Collected data
########################################

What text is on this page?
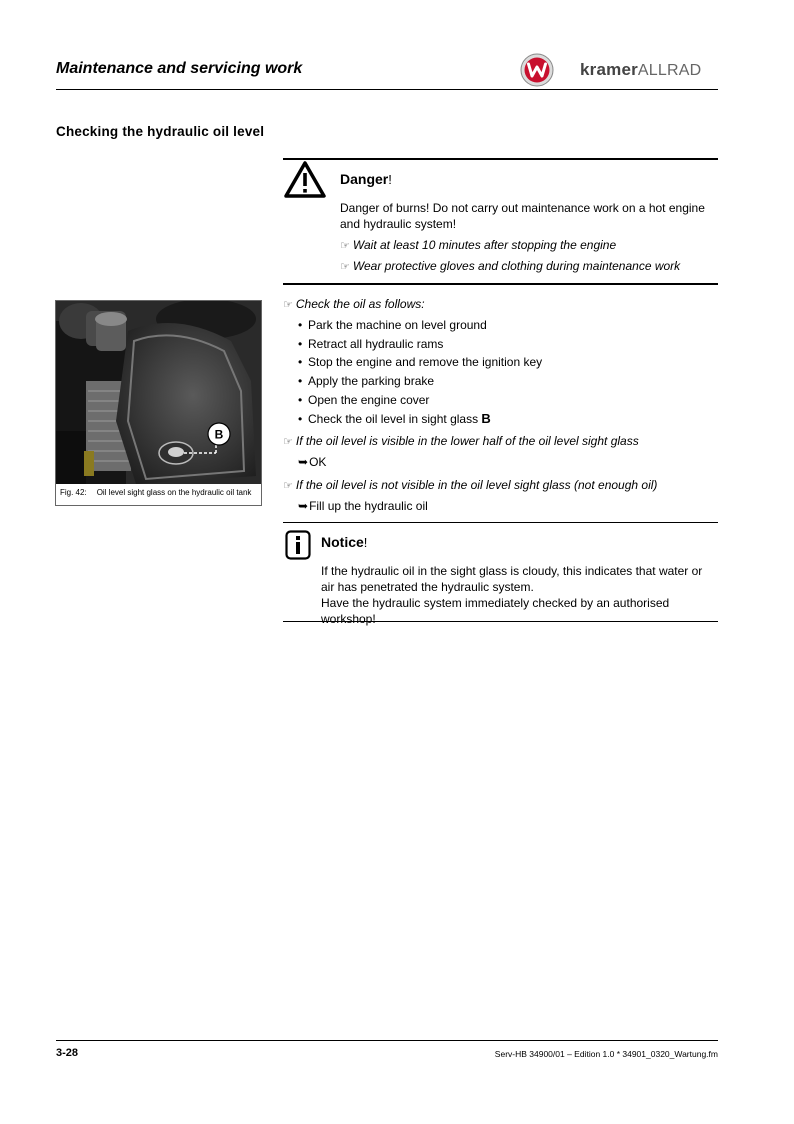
Maintenance and servicing work	kramerALLRAD
Checking the hydraulic oil level
Danger!
Danger of burns! Do not carry out maintenance work on a hot engine and hydraulic system!
☞ Wait at least 10 minutes after stopping the engine
☞ Wear protective gloves and clothing during maintenance work
B
Fig. 42: Oil level sight glass on the hydraulic oil tank
☞ Check the oil as follows:
• Park the machine on level ground
• Retract all hydraulic rams
• Stop the engine and remove the ignition key
• Apply the parking brake
• Open the engine cover
• Check the oil level in sight glass B
☞ If the oil level is visible in the lower half of the oil level sight glass
➥OK
☞ If the oil level is not visible in the oil level sight glass (not enough oil)
➥Fill up the hydraulic oil
Notice!
If the hydraulic oil in the sight glass is cloudy, this indicates that water or air has penetrated the hydraulic system.
Have the hydraulic system immediately checked by an authorised workshop!
3-28	Serv-HB 34900/01 – Edition 1.0 * 34901_0320_Wartung.fm
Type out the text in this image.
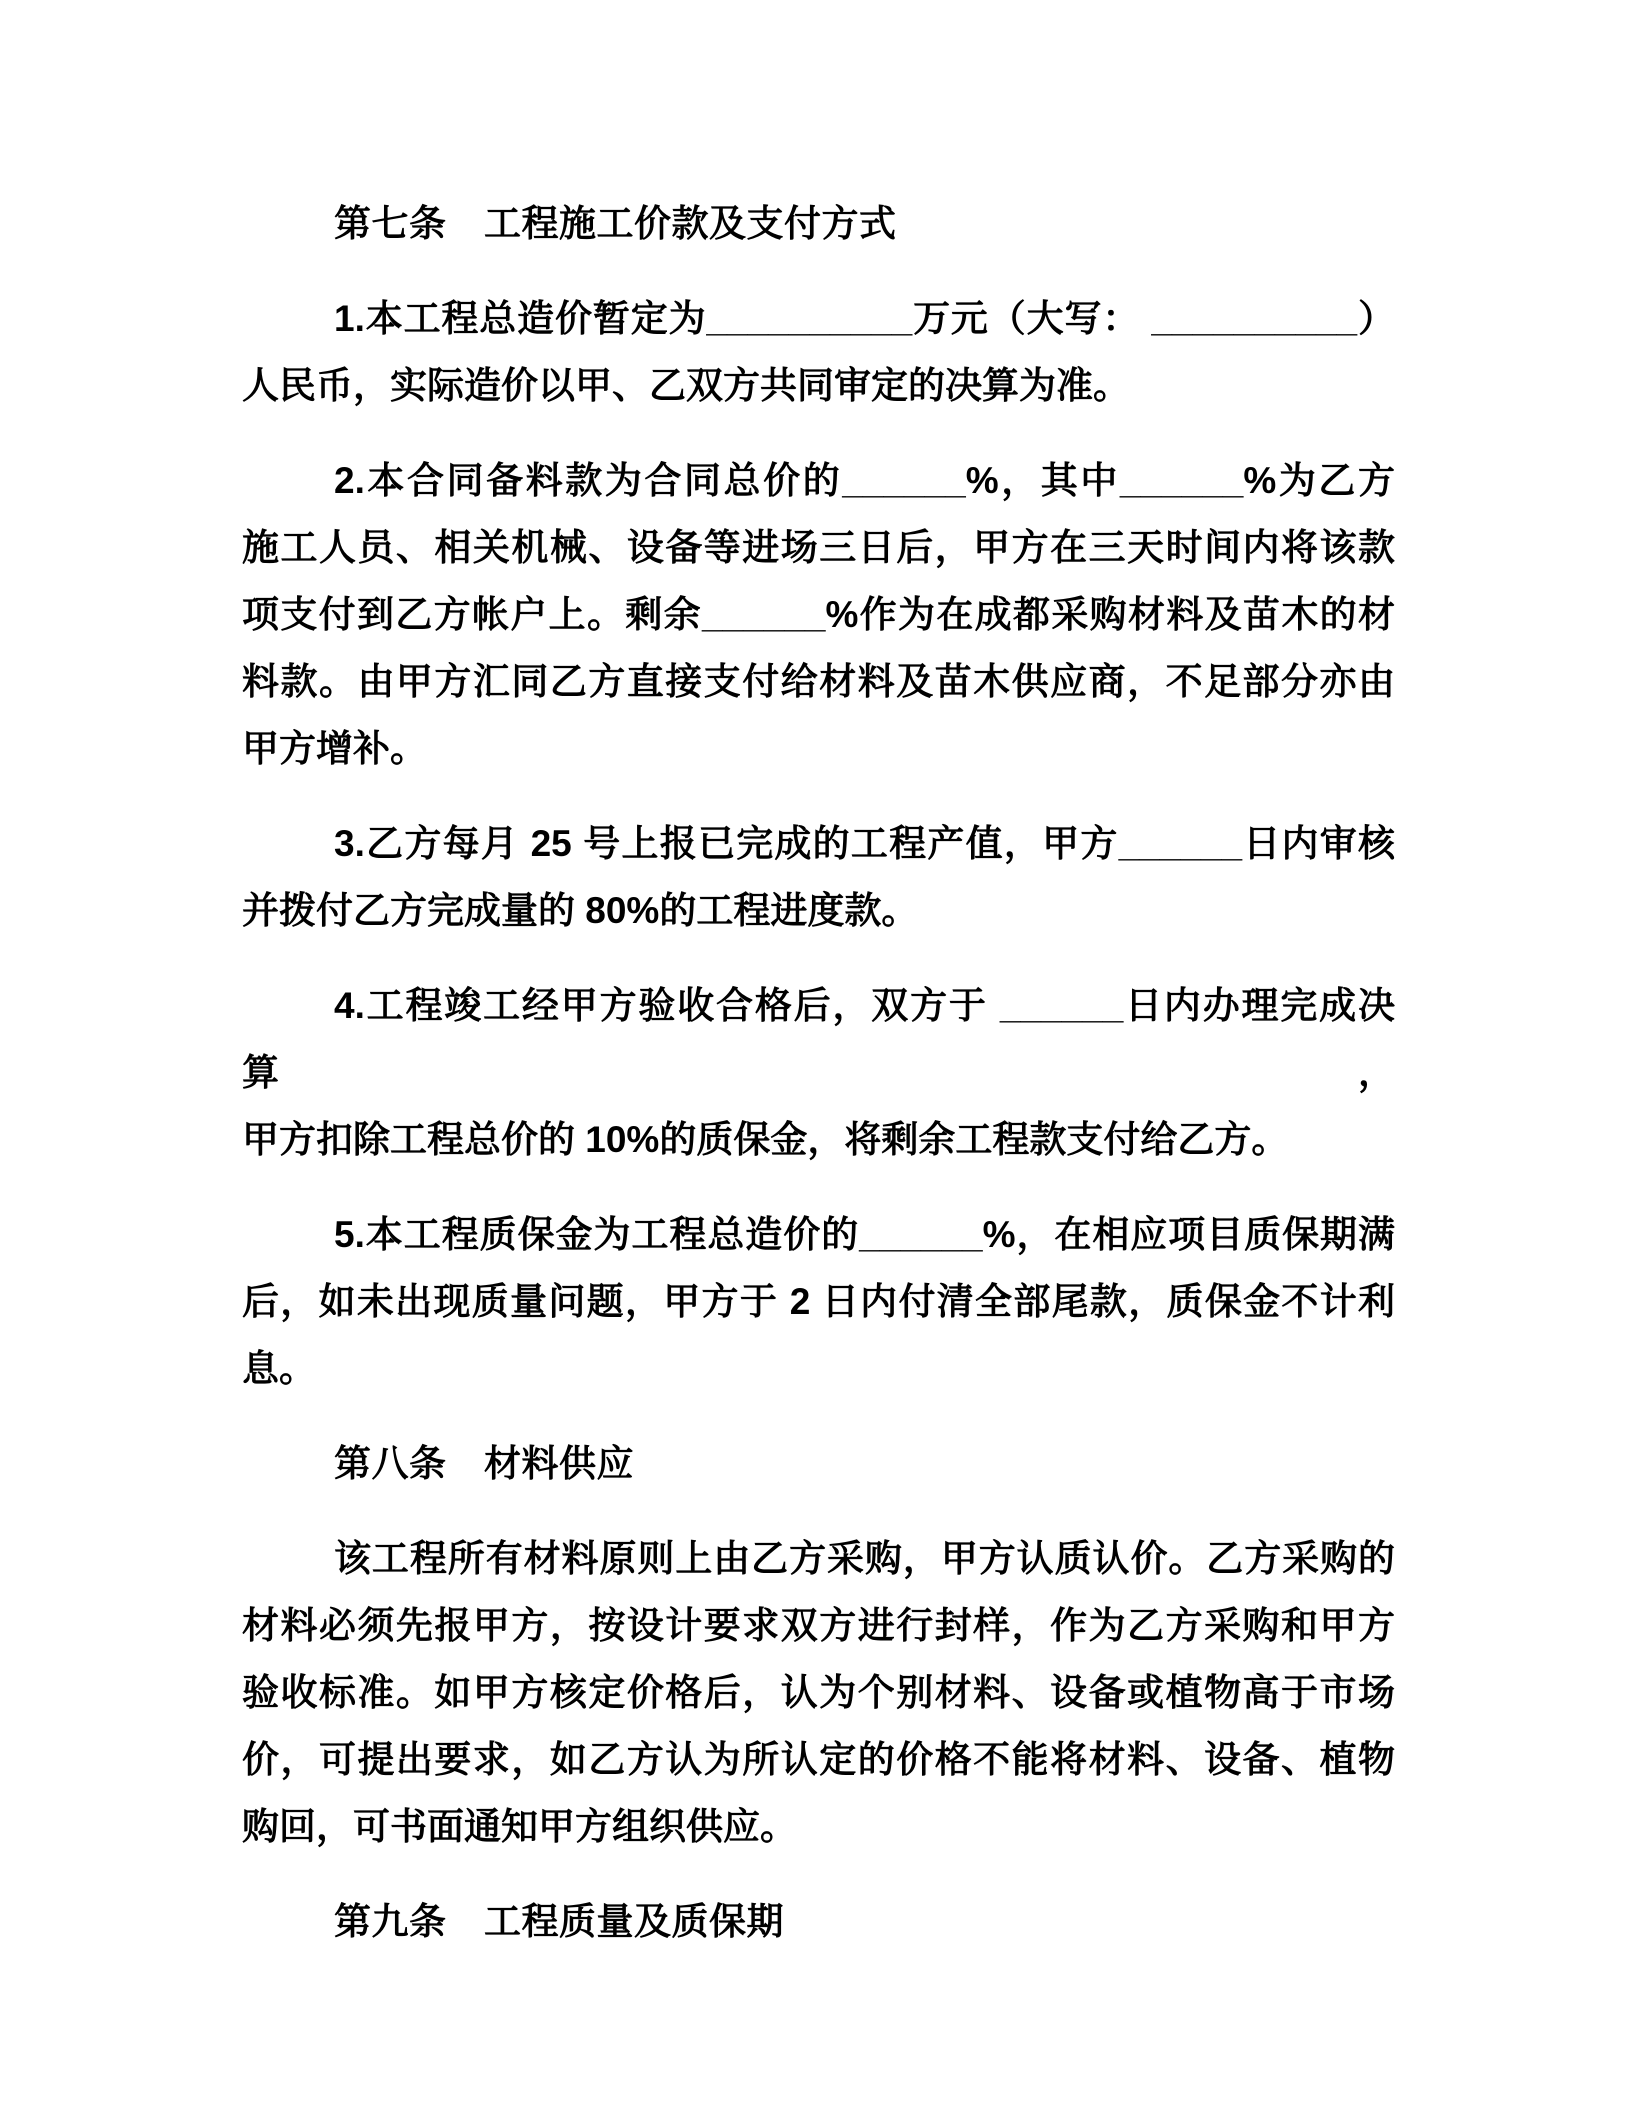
第七条　工程施工价款及支付方式
1.本工程总造价暂定为__________万元（大写： __________）
人民币，实际造价以甲、乙双方共同审定的决算为准。
2.本合同备料款为合同总价的______%，其中______%为乙方
施工人员、相关机械、设备等进场三日后，甲方在三天时间内将该款
项支付到乙方帐户上。剩余______%作为在成都采购材料及苗木的材
料款。由甲方汇同乙方直接支付给材料及苗木供应商，不足部分亦由
甲方增补。
3.乙方每月 25 号上报已完成的工程产值，甲方______日内审核
并拨付乙方完成量的 80%的工程进度款。
4.工程竣工经甲方验收合格后，双方于 ______日内办理完成决算，
甲方扣除工程总价的 10%的质保金，将剩余工程款支付给乙方。
5.本工程质保金为工程总造价的______%，在相应项目质保期满
后，如未出现质量问题，甲方于 2 日内付清全部尾款，质保金不计利
息。
第八条　材料供应
该工程所有材料原则上由乙方采购，甲方认质认价。乙方采购的
材料必须先报甲方，按设计要求双方进行封样，作为乙方采购和甲方
验收标准。如甲方核定价格后，认为个别材料、设备或植物高于市场
价，可提出要求，如乙方认为所认定的价格不能将材料、设备、植物
购回，可书面通知甲方组织供应。
第九条　工程质量及质保期
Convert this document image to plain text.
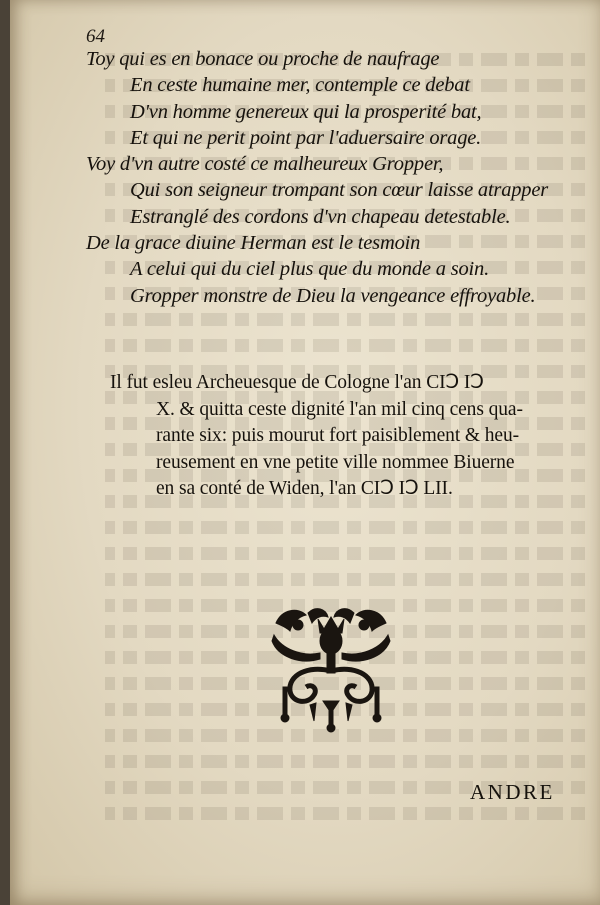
64
Toy qui es en bonace ou proche de naufrage
En ceste humaine mer, contemple ce debat
D'vn homme genereux qui la prosperité bat,
Et qui ne perit point par l'aduersaire orage.
Voy d'vn autre costé ce malheureux Gropper,
Qui son seigneur trompant son cœur laisse atrapper
Estranglé des cordons d'vn chapeau detestable.
De la grace diuine Herman est le tesmoin
A celui qui du ciel plus que du monde a soin.
Gropper monstre de Dieu la vengeance effroyable.
Il fut esleu Archeuesque de Cologne l'an CIↃ IↃ
X. & quitta ceste dignité l'an mil cinq cens qua-
rante six: puis mourut fort paisiblement & heu-
reusement en vne petite ville nommee Biuerne
en sa conté de Widen, l'an CIↃ IↃ LII.
ANDRE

########################################

*What you are asked to do*
Report the number of lines holding the string "level", without any other words.

*Response to this exercise*
6